▸ What needs to be done
Check each line of the material below for "monistycznem", then copy the ones that contain it.

▸ Records for the exercise
/---
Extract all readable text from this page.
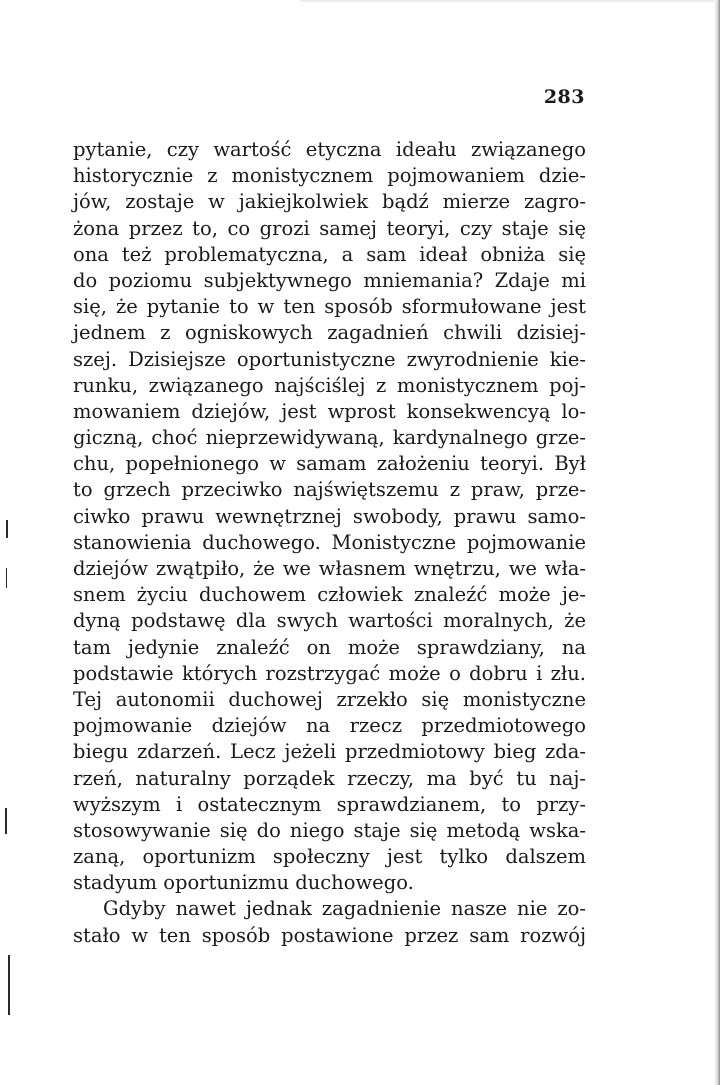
283
pytanie, czy wartość etyczna ideału związanego
historycznie z monistycznem pojmowaniem dzie-
jów, zostaje w jakiejkolwiek bądź mierze zagro-
żona przez to, co grozi samej teoryi, czy staje się
ona też problematyczna, a sam ideał obniża się
do poziomu subjektywnego mniemania? Zdaje mi
się, że pytanie to w ten sposób sformułowane jest
jednem z ogniskowych zagadnień chwili dzisiej-
szej. Dzisiejsze oportunistyczne zwyrodnienie kie-
runku, związanego najściślej z monistycznem poj-
mowaniem dziejów, jest wprost konsekwencyą lo-
giczną, choć nieprzewidywaną, kardynalnego grze-
chu, popełnionego w samam założeniu teoryi. Był
to grzech przeciwko najświętszemu z praw, prze-
ciwko prawu wewnętrznej swobody, prawu samo-
stanowienia duchowego. Monistyczne pojmowanie
dziejów zwątpiło, że we własnem wnętrzu, we wła-
snem życiu duchowem człowiek znaleźć może je-
dyną podstawę dla swych wartości moralnych, że
tam jedynie znaleźć on może sprawdziany, na
podstawie których rozstrzygać może o dobru i złu.
Tej autonomii duchowej zrzekło się monistyczne
pojmowanie dziejów na rzecz przedmiotowego
biegu zdarzeń. Lecz jeżeli przedmiotowy bieg zda-
rzeń, naturalny porządek rzeczy, ma być tu naj-
wyższym i ostatecznym sprawdzianem, to przy-
stosowywanie się do niego staje się metodą wska-
zaną, oportunizm społeczny jest tylko dalszem
stadyum oportunizmu duchowego.
Gdyby nawet jednak zagadnienie nasze nie zo-
stało w ten sposób postawione przez sam rozwój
\---
▸ Solution to this exercise
historycznie z monistycznem pojmowaniem dzie-
runku, związanego najściślej z monistycznem poj-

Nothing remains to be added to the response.